#### Records provided

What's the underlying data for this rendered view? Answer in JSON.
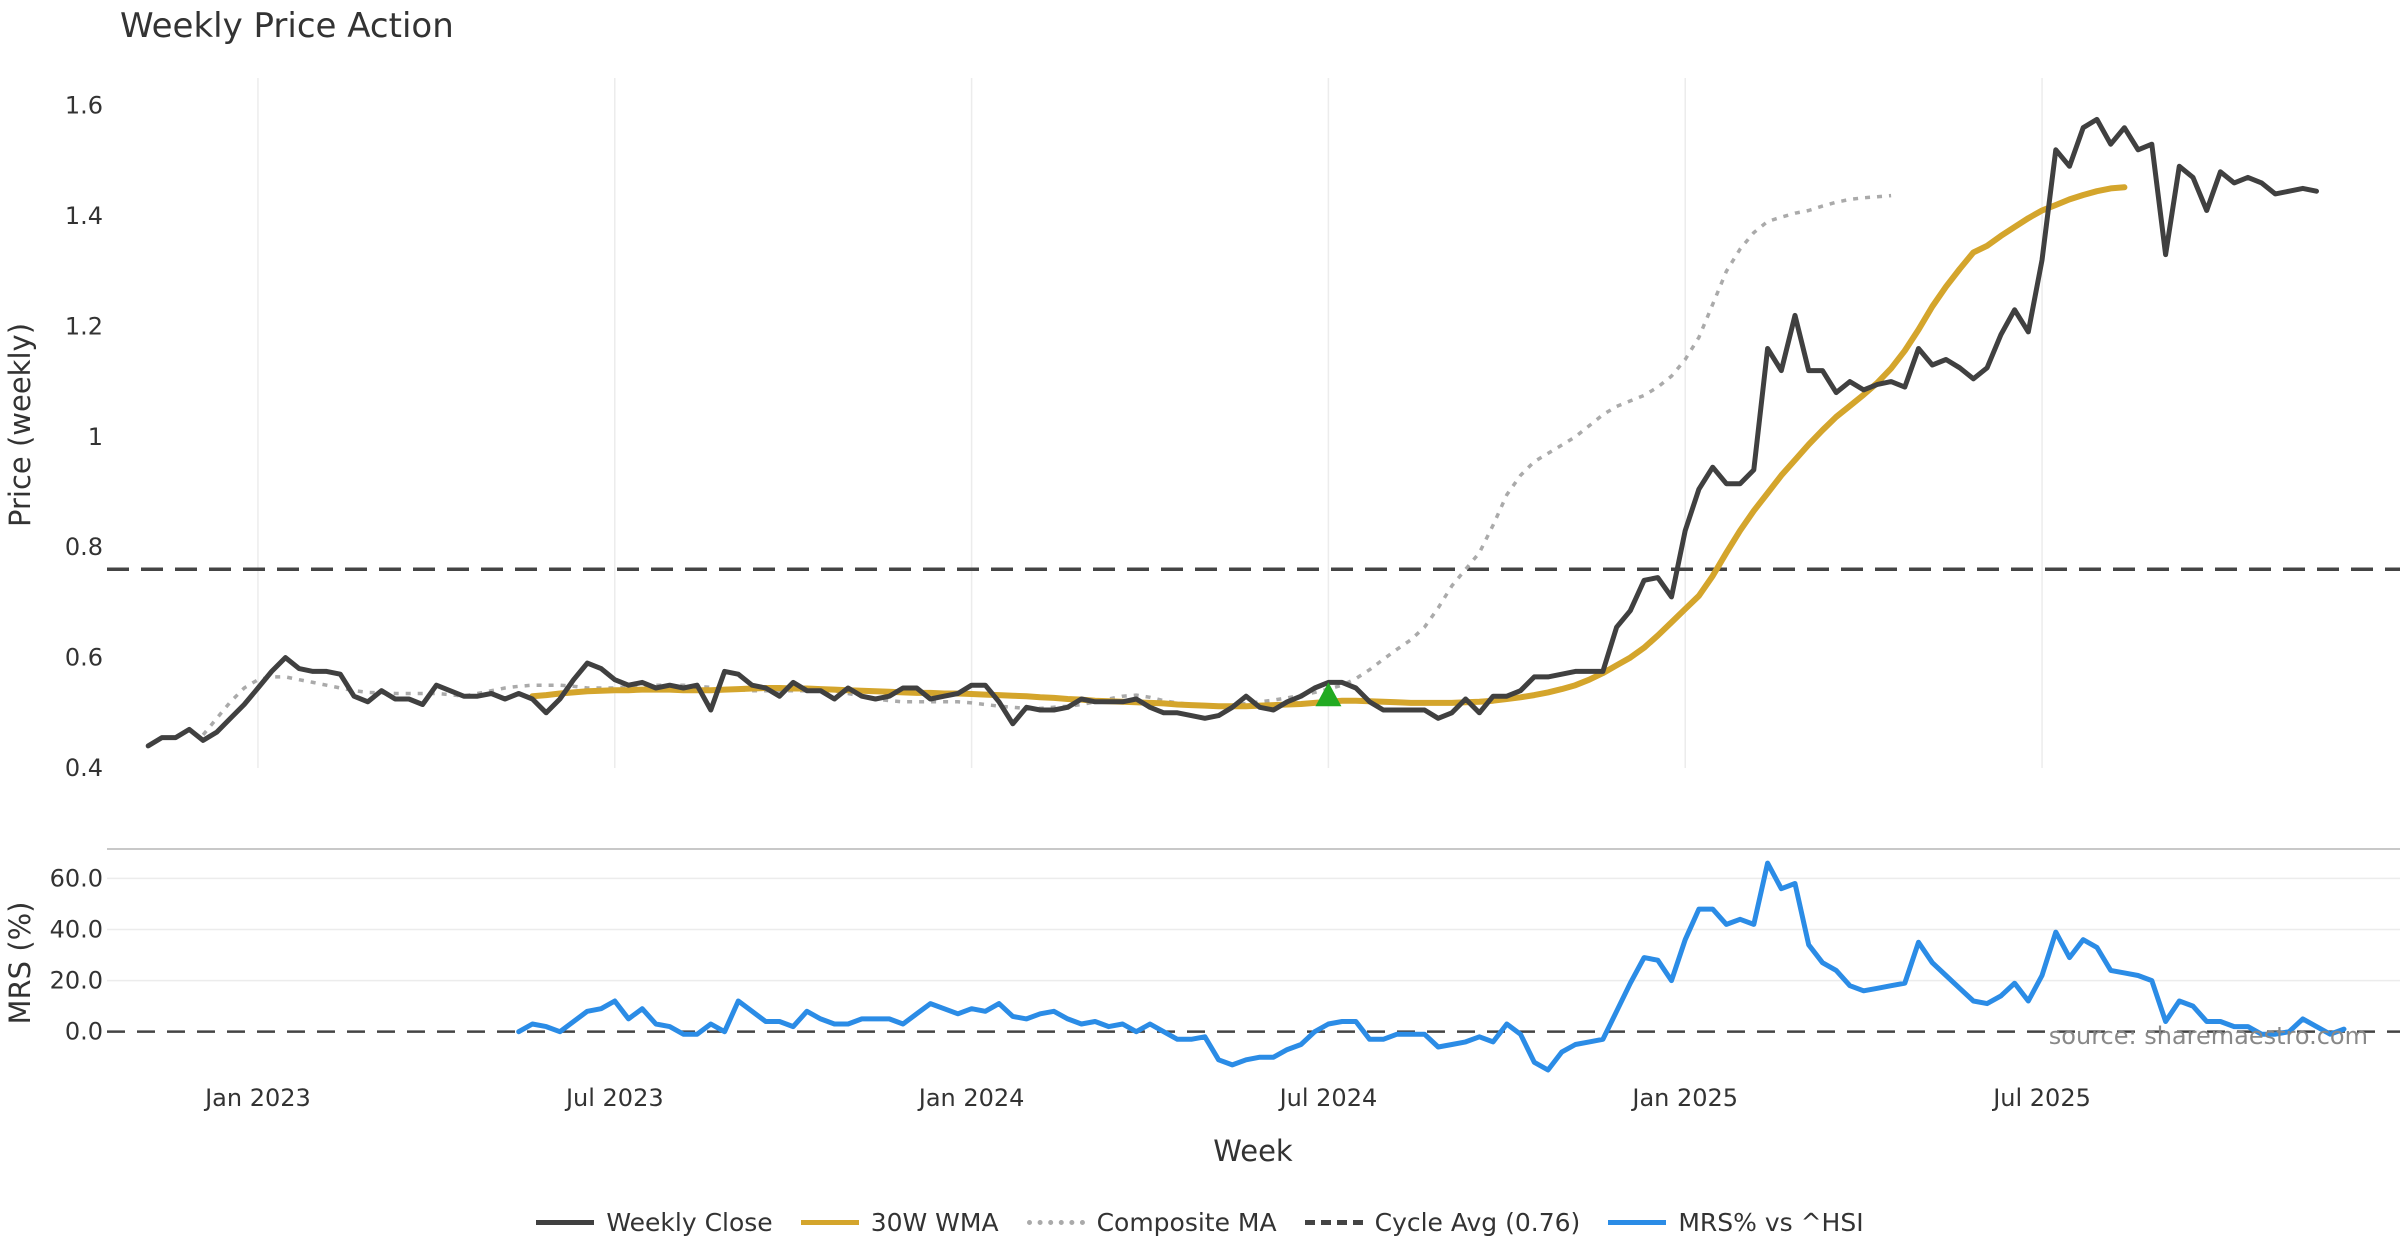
{
  "chart_data": {
    "type": "line",
    "title": "Weekly Price Action",
    "source": "source: sharemaestro.com",
    "xlabel": "Week",
    "x_ticks": [
      "Jan 2023",
      "Jul 2023",
      "Jan 2024",
      "Jul 2024",
      "Jan 2025",
      "Jul 2025"
    ],
    "x_tick_weeks": [
      11,
      37,
      63,
      89,
      115,
      141
    ],
    "n_weeks": 155,
    "price_panel": {
      "ylabel": "Price (weekly)",
      "ylim": [
        0.4,
        1.65
      ],
      "y_ticks": [
        "0.4",
        "0.6",
        "0.8",
        "1",
        "1.2",
        "1.4",
        "1.6"
      ],
      "y_tick_values": [
        0.4,
        0.6,
        0.8,
        1.0,
        1.2,
        1.4,
        1.6
      ],
      "signal_marker": {
        "week": 89,
        "value": 0.53,
        "shape": "triangle-up",
        "color": "#22aa22"
      },
      "series": [
        {
          "name": "Weekly Close",
          "color": "#404040",
          "style": "solid",
          "start_week": 3,
          "values": [
            0.44,
            0.455,
            0.455,
            0.47,
            0.45,
            0.465,
            0.49,
            0.515,
            0.545,
            0.575,
            0.6,
            0.58,
            0.575,
            0.575,
            0.57,
            0.53,
            0.52,
            0.54,
            0.525,
            0.525,
            0.515,
            0.55,
            0.54,
            0.53,
            0.53,
            0.535,
            0.525,
            0.535,
            0.525,
            0.5,
            0.525,
            0.56,
            0.59,
            0.58,
            0.56,
            0.55,
            0.555,
            0.545,
            0.55,
            0.545,
            0.55,
            0.505,
            0.575,
            0.57,
            0.55,
            0.545,
            0.53,
            0.555,
            0.54,
            0.54,
            0.525,
            0.545,
            0.53,
            0.525,
            0.53,
            0.545,
            0.545,
            0.525,
            0.53,
            0.535,
            0.55,
            0.55,
            0.52,
            0.48,
            0.51,
            0.505,
            0.505,
            0.51,
            0.525,
            0.52,
            0.52,
            0.52,
            0.525,
            0.51,
            0.5,
            0.5,
            0.495,
            0.49,
            0.495,
            0.51,
            0.53,
            0.51,
            0.505,
            0.52,
            0.53,
            0.545,
            0.555,
            0.555,
            0.545,
            0.52,
            0.505,
            0.505,
            0.505,
            0.505,
            0.49,
            0.5,
            0.525,
            0.5,
            0.53,
            0.53,
            0.54,
            0.565,
            0.565,
            0.57,
            0.575,
            0.575,
            0.575,
            0.655,
            0.685,
            0.74,
            0.745,
            0.71,
            0.83,
            0.905,
            0.945,
            0.915,
            0.915,
            0.94,
            1.16,
            1.12,
            1.22,
            1.12,
            1.12,
            1.08,
            1.1,
            1.085,
            1.095,
            1.1,
            1.09,
            1.16,
            1.13,
            1.14,
            1.125,
            1.105,
            1.125,
            1.185,
            1.23,
            1.19,
            1.32,
            1.52,
            1.49,
            1.56,
            1.575,
            1.53,
            1.56,
            1.52,
            1.53,
            1.33,
            1.49,
            1.47,
            1.41,
            1.48,
            1.46,
            1.47,
            1.46,
            1.44,
            1.445,
            1.45,
            1.445
          ]
        },
        {
          "name": "30W WMA",
          "color": "#d4a52c",
          "style": "solid",
          "start_week": 31,
          "values": [
            0.53,
            0.532,
            0.535,
            0.537,
            0.539,
            0.54,
            0.541,
            0.541,
            0.542,
            0.542,
            0.542,
            0.541,
            0.541,
            0.541,
            0.542,
            0.543,
            0.544,
            0.545,
            0.545,
            0.544,
            0.544,
            0.543,
            0.542,
            0.541,
            0.54,
            0.539,
            0.538,
            0.537,
            0.536,
            0.536,
            0.535,
            0.535,
            0.534,
            0.533,
            0.532,
            0.531,
            0.53,
            0.528,
            0.527,
            0.525,
            0.524,
            0.522,
            0.521,
            0.52,
            0.519,
            0.518,
            0.517,
            0.515,
            0.514,
            0.513,
            0.512,
            0.512,
            0.512,
            0.513,
            0.514,
            0.515,
            0.516,
            0.518,
            0.52,
            0.522,
            0.522,
            0.521,
            0.52,
            0.519,
            0.518,
            0.518,
            0.518,
            0.518,
            0.519,
            0.52,
            0.522,
            0.525,
            0.528,
            0.532,
            0.537,
            0.543,
            0.55,
            0.56,
            0.572,
            0.586,
            0.6,
            0.618,
            0.64,
            0.664,
            0.688,
            0.712,
            0.748,
            0.79,
            0.83,
            0.866,
            0.898,
            0.93,
            0.958,
            0.986,
            1.012,
            1.036,
            1.056,
            1.076,
            1.098,
            1.124,
            1.156,
            1.194,
            1.236,
            1.272,
            1.304,
            1.334,
            1.346,
            1.364,
            1.38,
            1.396,
            1.41,
            1.42,
            1.43,
            1.438,
            1.445,
            1.45,
            1.452
          ]
        },
        {
          "name": "Composite MA",
          "color": "#aaaaaa",
          "style": "dotted",
          "start_week": 7,
          "values": [
            0.46,
            0.49,
            0.52,
            0.545,
            0.56,
            0.565,
            0.565,
            0.56,
            0.555,
            0.55,
            0.545,
            0.54,
            0.537,
            0.536,
            0.535,
            0.535,
            0.535,
            0.535,
            0.533,
            0.53,
            0.535,
            0.54,
            0.545,
            0.548,
            0.55,
            0.55,
            0.55,
            0.548,
            0.545,
            0.545,
            0.545,
            0.548,
            0.55,
            0.55,
            0.55,
            0.55,
            0.548,
            0.546,
            0.544,
            0.542,
            0.54,
            0.54,
            0.54,
            0.54,
            0.54,
            0.54,
            0.54,
            0.535,
            0.53,
            0.525,
            0.522,
            0.52,
            0.52,
            0.52,
            0.52,
            0.52,
            0.518,
            0.515,
            0.512,
            0.51,
            0.508,
            0.508,
            0.51,
            0.512,
            0.515,
            0.52,
            0.525,
            0.53,
            0.532,
            0.528,
            0.522,
            0.518,
            0.515,
            0.512,
            0.512,
            0.514,
            0.517,
            0.52,
            0.523,
            0.527,
            0.532,
            0.537,
            0.543,
            0.55,
            0.562,
            0.578,
            0.597,
            0.615,
            0.632,
            0.655,
            0.69,
            0.73,
            0.76,
            0.79,
            0.84,
            0.895,
            0.93,
            0.955,
            0.97,
            0.985,
            1.0,
            1.02,
            1.04,
            1.055,
            1.065,
            1.075,
            1.09,
            1.11,
            1.14,
            1.18,
            1.24,
            1.3,
            1.34,
            1.37,
            1.39,
            1.398,
            1.405,
            1.41,
            1.418,
            1.425,
            1.43,
            1.433,
            1.435,
            1.437
          ]
        },
        {
          "name": "Cycle Avg (0.76)",
          "color": "#444444",
          "style": "dashed",
          "constant": 0.76
        }
      ]
    },
    "mrs_panel": {
      "ylabel": "MRS (%)",
      "ylim": [
        -15,
        68
      ],
      "y_ticks": [
        "0.0",
        "20.0",
        "40.0",
        "60.0"
      ],
      "y_tick_values": [
        0,
        20,
        40,
        60
      ],
      "zero_line": true,
      "series": [
        {
          "name": "MRS% vs ^HSI",
          "color": "#2b8ce6",
          "style": "solid",
          "start_week": 30,
          "values": [
            0,
            3,
            2,
            0,
            4,
            8,
            9,
            12,
            5,
            9,
            3,
            2,
            -1,
            -1,
            3,
            0,
            12,
            8,
            4,
            4,
            2,
            8,
            5,
            3,
            3,
            5,
            5,
            5,
            3,
            7,
            11,
            9,
            7,
            9,
            8,
            11,
            6,
            5,
            7,
            8,
            5,
            3,
            4,
            2,
            3,
            0,
            3,
            0,
            -3,
            -3,
            -2,
            -11,
            -13,
            -11,
            -10,
            -10,
            -7,
            -5,
            0,
            3,
            4,
            4,
            -3,
            -3,
            -1,
            -1,
            -1,
            -6,
            -5,
            -4,
            -2,
            -4,
            3,
            -1,
            -12,
            -15,
            -8,
            -5,
            -4,
            -3,
            8,
            19,
            29,
            28,
            20,
            36,
            48,
            48,
            42,
            44,
            42,
            66,
            56,
            58,
            34,
            27,
            24,
            18,
            16,
            17,
            18,
            19,
            35,
            27,
            22,
            17,
            12,
            11,
            14,
            19,
            12,
            22,
            39,
            29,
            36,
            33,
            24,
            23,
            22,
            20,
            4,
            12,
            10,
            4,
            4,
            2,
            2,
            -1,
            -1,
            0,
            5,
            2,
            -1,
            1
          ]
        }
      ]
    },
    "legend": [
      {
        "label": "Weekly Close",
        "color": "#404040",
        "style": "solid"
      },
      {
        "label": "30W WMA",
        "color": "#d4a52c",
        "style": "solid"
      },
      {
        "label": "Composite MA",
        "color": "#aaaaaa",
        "style": "dotted"
      },
      {
        "label": "Cycle Avg (0.76)",
        "color": "#444444",
        "style": "dashed"
      },
      {
        "label": "MRS% vs ^HSI",
        "color": "#2b8ce6",
        "style": "solid"
      }
    ]
  }
}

########

_Aim of the task_: Look through the entries and work out how many lines have the word "color" in them; reply with that number only.

_Complete response_: 11